Present the data once more in exactly its original form.

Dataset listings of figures

<<<<

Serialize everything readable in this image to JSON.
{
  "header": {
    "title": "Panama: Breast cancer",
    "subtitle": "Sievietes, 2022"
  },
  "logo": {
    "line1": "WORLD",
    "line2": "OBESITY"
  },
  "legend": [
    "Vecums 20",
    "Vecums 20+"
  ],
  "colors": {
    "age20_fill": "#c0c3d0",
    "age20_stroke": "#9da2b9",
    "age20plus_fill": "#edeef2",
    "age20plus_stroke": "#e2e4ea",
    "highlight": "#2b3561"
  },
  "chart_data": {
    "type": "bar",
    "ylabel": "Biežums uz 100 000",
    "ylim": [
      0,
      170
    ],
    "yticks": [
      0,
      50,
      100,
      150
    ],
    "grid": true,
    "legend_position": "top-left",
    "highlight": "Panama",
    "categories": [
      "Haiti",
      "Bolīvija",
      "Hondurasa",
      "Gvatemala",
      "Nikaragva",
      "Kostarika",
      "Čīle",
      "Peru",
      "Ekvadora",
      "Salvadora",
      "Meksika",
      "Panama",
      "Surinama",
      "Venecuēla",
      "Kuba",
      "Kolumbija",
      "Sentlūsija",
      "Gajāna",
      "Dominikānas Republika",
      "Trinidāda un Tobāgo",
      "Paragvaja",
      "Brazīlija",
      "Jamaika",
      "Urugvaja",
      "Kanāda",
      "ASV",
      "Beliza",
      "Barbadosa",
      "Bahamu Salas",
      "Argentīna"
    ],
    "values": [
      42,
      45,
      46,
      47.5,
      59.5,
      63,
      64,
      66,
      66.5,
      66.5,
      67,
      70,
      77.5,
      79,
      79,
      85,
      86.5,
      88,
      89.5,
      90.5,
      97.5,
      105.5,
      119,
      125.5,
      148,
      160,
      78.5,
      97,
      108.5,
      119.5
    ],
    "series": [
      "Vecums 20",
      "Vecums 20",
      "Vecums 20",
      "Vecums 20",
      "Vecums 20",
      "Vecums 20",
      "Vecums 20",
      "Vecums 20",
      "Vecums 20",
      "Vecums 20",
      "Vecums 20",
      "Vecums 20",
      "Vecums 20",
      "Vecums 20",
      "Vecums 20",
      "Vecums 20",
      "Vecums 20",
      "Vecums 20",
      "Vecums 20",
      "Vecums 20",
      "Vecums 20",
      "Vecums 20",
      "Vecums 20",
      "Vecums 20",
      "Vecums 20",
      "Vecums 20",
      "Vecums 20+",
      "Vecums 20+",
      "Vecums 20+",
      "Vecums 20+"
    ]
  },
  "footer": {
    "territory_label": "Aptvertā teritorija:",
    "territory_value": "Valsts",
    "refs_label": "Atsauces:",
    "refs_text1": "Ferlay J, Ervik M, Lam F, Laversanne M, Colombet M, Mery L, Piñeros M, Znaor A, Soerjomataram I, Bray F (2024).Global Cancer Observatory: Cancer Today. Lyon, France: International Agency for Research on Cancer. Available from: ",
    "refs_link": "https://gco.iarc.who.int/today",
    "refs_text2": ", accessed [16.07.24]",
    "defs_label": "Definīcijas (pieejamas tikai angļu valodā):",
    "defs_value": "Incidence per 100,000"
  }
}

>>>>

## Solution to this problem
Serialize everything readable in this image to JSON.
{
  "header": {
    "title": "Panama: Breast cancer",
    "subtitle": "Sievietes, 2022"
  },
  "logo": {
    "line1": "WORLD",
    "line2": "OBESITY"
  },
  "legend": [
    "Vecums 20",
    "Vecums 20+"
  ],
  "colors": {
    "age20_fill": "#c0c3d0",
    "age20_stroke": "#9da2b9",
    "age20plus_fill": "#edeef2",
    "age20plus_stroke": "#e2e4ea",
    "highlight": "#2b3561"
  },
  "chart_data": {
    "type": "bar",
    "ylabel": "Biežums uz 100 000",
    "ylim": [
      0,
      170
    ],
    "yticks": [
      0,
      50,
      100,
      150
    ],
    "grid": true,
    "legend_position": "top-left",
    "highlight": "Panama",
    "categories": [
      "Haiti",
      "Bolīvija",
      "Hondurasa",
      "Gvatemala",
      "Nikaragva",
      "Kostarika",
      "Čīle",
      "Peru",
      "Ekvadora",
      "Salvadora",
      "Meksika",
      "Panama",
      "Surinama",
      "Venecuēla",
      "Kuba",
      "Kolumbija",
      "Sentlūsija",
      "Gajāna",
      "Dominikānas Republika",
      "Trinidāda un Tobāgo",
      "Paragvaja",
      "Brazīlija",
      "Jamaika",
      "Urugvaja",
      "Kanāda",
      "ASV",
      "Beliza",
      "Barbadosa",
      "Bahamu Salas",
      "Argentīna"
    ],
    "values": [
      42,
      45,
      46,
      47.5,
      59.5,
      63,
      64,
      66,
      66.5,
      66.5,
      67,
      70,
      77.5,
      79,
      79,
      85,
      86.5,
      88,
      89.5,
      90.5,
      97.5,
      105.5,
      119,
      125.5,
      148,
      160,
      78.5,
      97,
      108.5,
      119.5
    ],
    "series": [
      "Vecums 20",
      "Vecums 20",
      "Vecums 20",
      "Vecums 20",
      "Vecums 20",
      "Vecums 20",
      "Vecums 20",
      "Vecums 20",
      "Vecums 20",
      "Vecums 20",
      "Vecums 20",
      "Vecums 20",
      "Vecums 20",
      "Vecums 20",
      "Vecums 20",
      "Vecums 20",
      "Vecums 20",
      "Vecums 20",
      "Vecums 20",
      "Vecums 20",
      "Vecums 20",
      "Vecums 20",
      "Vecums 20",
      "Vecums 20",
      "Vecums 20",
      "Vecums 20",
      "Vecums 20+",
      "Vecums 20+",
      "Vecums 20+",
      "Vecums 20+"
    ]
  },
  "footer": {
    "territory_label": "Aptvertā teritorija:",
    "territory_value": "Valsts",
    "refs_label": "Atsauces:",
    "refs_text1": "Ferlay J, Ervik M, Lam F, Laversanne M, Colombet M, Mery L, Piñeros M, Znaor A, Soerjomataram I, Bray F (2024).Global Cancer Observatory: Cancer Today. Lyon, France: International Agency for Research on Cancer. Available from: ",
    "refs_link": "https://gco.iarc.who.int/today",
    "refs_text2": ", accessed [16.07.24]",
    "defs_label": "Definīcijas (pieejamas tikai angļu valodā):",
    "defs_value": "Incidence per 100,000"
  }
}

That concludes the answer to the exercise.